> **THE TASK**
Find each line with the string "this" and copy it.

> **DATA FOR THE TASK**
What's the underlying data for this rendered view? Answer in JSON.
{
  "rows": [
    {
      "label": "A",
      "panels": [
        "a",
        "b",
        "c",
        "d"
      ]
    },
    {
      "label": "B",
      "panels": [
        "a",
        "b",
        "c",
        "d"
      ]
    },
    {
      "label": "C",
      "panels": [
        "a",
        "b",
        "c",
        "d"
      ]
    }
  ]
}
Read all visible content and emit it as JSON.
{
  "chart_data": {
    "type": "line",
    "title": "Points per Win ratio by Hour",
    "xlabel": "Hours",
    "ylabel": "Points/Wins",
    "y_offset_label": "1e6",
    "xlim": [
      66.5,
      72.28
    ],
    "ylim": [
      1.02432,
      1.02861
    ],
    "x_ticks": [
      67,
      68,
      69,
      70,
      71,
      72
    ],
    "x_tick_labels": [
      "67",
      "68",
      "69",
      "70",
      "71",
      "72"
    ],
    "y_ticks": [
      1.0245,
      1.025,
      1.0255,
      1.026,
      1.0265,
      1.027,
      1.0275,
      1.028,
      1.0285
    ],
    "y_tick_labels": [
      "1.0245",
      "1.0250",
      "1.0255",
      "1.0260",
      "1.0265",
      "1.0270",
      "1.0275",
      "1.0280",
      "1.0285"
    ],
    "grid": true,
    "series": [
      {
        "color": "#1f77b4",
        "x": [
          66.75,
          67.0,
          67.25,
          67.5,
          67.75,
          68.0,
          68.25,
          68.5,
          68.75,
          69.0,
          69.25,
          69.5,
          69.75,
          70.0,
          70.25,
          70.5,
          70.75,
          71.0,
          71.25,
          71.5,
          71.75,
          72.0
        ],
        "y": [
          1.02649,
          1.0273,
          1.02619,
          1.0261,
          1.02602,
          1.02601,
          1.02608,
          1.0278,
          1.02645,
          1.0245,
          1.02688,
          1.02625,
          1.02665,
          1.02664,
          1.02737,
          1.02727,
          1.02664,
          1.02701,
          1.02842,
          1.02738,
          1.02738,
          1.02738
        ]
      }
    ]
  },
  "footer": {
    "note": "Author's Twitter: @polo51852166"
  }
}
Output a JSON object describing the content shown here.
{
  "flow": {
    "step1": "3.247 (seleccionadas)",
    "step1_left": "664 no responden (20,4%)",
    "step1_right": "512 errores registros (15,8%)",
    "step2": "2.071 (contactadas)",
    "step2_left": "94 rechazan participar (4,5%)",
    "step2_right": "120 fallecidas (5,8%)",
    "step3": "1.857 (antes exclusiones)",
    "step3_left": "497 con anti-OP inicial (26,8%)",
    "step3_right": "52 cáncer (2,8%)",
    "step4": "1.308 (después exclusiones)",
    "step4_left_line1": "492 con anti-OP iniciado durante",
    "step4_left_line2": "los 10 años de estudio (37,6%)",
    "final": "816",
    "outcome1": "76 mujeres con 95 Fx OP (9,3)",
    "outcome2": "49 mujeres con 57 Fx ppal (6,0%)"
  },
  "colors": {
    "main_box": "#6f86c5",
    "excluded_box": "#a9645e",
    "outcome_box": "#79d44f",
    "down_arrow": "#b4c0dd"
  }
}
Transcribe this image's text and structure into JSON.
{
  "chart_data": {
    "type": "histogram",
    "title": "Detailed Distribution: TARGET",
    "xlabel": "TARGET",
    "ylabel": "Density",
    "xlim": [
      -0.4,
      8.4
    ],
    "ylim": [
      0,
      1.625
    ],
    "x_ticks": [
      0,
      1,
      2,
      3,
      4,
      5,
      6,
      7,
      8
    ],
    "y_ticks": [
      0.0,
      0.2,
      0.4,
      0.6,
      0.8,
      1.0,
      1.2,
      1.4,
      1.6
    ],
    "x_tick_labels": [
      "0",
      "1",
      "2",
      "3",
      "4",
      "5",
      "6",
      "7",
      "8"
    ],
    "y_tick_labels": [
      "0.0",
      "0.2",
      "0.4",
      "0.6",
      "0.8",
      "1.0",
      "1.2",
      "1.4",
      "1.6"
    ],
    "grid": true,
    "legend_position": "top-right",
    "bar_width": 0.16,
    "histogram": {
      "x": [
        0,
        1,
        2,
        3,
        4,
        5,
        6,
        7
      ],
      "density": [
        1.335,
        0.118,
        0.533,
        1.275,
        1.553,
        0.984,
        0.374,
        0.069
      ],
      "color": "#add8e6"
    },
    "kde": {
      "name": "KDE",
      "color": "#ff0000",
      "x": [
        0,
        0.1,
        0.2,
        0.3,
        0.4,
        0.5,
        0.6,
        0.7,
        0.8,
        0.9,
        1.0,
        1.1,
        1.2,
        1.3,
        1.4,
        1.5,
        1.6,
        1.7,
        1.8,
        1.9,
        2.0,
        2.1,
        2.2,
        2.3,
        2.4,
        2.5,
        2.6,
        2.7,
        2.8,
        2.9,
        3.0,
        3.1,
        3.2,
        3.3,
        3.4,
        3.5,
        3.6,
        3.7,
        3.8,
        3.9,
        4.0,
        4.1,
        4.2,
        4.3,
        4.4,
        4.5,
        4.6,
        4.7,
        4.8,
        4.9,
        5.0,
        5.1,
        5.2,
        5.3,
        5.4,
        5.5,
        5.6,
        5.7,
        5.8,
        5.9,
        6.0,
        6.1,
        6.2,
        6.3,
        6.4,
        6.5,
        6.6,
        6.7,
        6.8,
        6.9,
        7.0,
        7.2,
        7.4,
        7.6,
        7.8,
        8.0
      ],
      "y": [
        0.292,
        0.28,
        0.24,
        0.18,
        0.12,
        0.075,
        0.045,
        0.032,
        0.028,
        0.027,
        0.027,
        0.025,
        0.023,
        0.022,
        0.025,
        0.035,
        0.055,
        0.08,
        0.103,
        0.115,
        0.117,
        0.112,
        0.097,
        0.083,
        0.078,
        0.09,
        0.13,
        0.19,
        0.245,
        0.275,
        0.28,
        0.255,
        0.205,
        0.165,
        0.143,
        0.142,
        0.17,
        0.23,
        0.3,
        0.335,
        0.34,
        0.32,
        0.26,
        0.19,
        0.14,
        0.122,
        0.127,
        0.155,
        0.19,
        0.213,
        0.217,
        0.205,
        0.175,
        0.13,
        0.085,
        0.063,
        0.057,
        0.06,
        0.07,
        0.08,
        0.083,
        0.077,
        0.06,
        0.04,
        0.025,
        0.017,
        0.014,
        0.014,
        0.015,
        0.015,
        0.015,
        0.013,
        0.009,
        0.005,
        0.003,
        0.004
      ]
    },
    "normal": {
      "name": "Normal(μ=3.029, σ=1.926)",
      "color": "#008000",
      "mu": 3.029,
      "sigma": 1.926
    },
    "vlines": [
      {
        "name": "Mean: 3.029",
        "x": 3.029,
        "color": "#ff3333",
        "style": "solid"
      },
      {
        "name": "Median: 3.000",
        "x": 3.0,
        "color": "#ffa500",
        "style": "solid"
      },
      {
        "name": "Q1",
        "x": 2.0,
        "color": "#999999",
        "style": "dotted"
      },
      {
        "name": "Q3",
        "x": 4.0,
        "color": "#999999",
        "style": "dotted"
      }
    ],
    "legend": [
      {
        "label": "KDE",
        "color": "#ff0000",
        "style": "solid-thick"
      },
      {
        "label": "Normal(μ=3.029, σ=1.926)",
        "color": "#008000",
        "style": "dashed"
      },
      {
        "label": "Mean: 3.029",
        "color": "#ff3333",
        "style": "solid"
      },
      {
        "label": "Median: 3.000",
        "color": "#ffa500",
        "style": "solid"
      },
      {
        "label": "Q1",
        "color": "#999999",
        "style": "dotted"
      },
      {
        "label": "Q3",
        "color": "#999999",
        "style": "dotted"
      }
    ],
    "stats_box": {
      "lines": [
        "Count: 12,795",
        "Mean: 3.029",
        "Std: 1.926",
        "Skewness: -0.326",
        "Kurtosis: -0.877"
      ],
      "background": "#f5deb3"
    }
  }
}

> **WRITTEN RESPONSE**
What's the underlying data for this rendered view? Answer in JSON.
Transcribe this image's text and structure into JSON.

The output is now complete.